Figure collection entries
◆ ◆ ◆ ◆ ◆ ◆ ◆

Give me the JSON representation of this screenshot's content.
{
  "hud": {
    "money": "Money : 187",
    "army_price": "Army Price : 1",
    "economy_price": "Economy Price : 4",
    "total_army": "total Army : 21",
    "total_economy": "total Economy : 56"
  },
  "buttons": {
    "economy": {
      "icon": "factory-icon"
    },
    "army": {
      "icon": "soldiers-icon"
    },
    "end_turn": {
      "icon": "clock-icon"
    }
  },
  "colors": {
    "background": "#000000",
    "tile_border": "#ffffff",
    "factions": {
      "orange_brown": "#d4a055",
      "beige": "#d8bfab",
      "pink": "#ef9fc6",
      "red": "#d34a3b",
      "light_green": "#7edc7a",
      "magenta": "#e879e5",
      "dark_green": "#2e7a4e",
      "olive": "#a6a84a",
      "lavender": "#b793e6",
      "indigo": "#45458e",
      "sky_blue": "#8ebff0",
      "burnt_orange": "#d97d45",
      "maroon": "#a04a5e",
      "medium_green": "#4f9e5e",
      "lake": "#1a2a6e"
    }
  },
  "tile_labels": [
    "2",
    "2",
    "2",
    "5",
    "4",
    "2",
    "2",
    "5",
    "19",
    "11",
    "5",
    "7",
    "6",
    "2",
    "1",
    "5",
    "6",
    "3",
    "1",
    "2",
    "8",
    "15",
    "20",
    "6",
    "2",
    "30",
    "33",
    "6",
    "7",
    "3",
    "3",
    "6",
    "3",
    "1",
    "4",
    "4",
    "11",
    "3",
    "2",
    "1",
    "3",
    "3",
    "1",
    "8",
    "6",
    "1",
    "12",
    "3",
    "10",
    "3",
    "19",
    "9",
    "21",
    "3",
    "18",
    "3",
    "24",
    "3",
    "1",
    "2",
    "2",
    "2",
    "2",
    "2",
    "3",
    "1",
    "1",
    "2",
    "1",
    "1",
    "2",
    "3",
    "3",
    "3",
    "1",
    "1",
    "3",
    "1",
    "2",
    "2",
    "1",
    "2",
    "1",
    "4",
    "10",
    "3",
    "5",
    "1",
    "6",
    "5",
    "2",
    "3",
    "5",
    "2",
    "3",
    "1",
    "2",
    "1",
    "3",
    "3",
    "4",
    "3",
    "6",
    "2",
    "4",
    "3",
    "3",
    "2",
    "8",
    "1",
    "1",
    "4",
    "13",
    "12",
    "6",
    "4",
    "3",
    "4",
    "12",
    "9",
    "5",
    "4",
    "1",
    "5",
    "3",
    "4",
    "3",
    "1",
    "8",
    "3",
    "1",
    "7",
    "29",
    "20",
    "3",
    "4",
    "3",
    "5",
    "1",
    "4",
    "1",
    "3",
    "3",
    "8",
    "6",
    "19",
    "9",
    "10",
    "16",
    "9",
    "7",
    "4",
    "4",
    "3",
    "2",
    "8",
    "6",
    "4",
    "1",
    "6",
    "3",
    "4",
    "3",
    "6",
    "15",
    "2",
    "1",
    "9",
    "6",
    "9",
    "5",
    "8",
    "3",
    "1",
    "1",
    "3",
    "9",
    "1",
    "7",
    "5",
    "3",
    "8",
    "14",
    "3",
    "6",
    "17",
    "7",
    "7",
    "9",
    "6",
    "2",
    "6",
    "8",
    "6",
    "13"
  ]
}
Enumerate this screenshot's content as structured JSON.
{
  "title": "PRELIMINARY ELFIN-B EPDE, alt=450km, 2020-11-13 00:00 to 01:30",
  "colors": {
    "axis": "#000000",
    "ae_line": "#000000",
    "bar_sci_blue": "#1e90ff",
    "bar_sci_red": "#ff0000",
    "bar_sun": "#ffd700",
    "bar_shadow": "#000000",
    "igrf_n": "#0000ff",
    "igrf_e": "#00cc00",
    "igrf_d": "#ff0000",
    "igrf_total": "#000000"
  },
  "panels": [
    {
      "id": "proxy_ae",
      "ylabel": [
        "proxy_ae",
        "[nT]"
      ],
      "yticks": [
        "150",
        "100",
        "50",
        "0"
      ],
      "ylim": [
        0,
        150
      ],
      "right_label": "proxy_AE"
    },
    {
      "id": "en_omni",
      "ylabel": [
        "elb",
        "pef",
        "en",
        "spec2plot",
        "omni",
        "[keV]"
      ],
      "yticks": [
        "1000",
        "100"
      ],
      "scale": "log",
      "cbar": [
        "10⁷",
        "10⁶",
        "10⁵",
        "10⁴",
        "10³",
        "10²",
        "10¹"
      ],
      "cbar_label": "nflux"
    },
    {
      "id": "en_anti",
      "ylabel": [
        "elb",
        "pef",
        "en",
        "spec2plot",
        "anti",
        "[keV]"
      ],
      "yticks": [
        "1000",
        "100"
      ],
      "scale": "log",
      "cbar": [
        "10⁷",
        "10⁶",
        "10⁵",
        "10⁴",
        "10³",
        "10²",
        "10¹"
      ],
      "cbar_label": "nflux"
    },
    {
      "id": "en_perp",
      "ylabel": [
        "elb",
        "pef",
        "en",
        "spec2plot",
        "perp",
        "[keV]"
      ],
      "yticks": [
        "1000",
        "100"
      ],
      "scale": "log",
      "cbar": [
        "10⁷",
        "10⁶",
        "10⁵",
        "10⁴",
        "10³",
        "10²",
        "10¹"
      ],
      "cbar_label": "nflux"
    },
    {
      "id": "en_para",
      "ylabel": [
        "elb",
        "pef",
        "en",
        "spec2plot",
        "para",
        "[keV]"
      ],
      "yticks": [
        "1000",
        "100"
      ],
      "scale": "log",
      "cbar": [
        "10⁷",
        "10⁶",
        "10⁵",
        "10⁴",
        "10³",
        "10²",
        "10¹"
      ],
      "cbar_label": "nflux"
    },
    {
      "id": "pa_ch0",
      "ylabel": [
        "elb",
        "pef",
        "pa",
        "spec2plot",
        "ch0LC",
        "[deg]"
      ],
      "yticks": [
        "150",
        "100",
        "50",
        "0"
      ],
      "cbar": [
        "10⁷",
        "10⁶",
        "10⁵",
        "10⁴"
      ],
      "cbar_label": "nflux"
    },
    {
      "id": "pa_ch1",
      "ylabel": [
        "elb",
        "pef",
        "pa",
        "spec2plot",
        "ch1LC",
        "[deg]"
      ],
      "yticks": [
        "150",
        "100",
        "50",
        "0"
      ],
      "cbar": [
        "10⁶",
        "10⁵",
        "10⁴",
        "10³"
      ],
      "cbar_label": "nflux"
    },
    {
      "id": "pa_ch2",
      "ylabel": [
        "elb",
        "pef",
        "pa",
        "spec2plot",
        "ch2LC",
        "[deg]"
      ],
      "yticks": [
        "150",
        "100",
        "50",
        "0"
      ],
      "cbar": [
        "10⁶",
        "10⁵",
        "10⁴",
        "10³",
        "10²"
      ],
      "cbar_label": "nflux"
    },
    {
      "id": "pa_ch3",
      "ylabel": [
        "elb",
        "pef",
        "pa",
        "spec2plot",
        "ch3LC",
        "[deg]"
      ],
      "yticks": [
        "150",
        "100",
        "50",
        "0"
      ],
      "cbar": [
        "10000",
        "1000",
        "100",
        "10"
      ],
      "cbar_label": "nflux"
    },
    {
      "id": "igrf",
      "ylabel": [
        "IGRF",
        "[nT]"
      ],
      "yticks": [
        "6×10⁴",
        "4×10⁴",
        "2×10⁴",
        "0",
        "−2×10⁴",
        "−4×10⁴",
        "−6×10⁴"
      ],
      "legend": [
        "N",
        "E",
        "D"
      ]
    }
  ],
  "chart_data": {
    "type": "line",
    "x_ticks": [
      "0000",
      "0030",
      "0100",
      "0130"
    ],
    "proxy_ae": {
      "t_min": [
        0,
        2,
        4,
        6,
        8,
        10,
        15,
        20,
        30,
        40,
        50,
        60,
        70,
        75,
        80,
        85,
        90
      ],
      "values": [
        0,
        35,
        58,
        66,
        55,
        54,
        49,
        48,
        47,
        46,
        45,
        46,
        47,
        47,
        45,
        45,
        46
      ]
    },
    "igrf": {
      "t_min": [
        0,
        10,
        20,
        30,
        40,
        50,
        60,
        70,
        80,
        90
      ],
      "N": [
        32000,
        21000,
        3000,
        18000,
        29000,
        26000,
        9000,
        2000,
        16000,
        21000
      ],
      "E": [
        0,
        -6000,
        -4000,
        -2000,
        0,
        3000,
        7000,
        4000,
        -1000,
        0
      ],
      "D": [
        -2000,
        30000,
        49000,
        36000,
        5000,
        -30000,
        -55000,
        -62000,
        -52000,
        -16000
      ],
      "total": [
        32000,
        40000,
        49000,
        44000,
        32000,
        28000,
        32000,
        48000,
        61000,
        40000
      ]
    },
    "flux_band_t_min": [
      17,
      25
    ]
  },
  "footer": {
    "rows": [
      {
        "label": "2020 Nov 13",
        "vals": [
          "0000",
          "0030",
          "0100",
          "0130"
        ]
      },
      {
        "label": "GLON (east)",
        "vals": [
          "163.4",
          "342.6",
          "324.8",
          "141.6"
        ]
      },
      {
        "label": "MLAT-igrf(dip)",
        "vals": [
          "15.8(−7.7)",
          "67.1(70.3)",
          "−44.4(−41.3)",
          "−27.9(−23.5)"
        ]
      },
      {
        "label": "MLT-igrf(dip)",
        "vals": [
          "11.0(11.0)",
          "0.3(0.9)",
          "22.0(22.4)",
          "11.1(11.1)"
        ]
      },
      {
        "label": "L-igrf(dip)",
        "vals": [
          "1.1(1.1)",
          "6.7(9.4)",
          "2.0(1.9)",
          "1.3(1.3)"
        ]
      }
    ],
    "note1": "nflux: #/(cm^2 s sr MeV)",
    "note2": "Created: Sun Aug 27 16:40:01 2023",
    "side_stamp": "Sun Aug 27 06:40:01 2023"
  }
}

◆ ◆ ◆ ◆ ◆ ◆ ◆

Required work: Count how many lines above contain the word "icon". Reply with the number alone.

Correct result: 3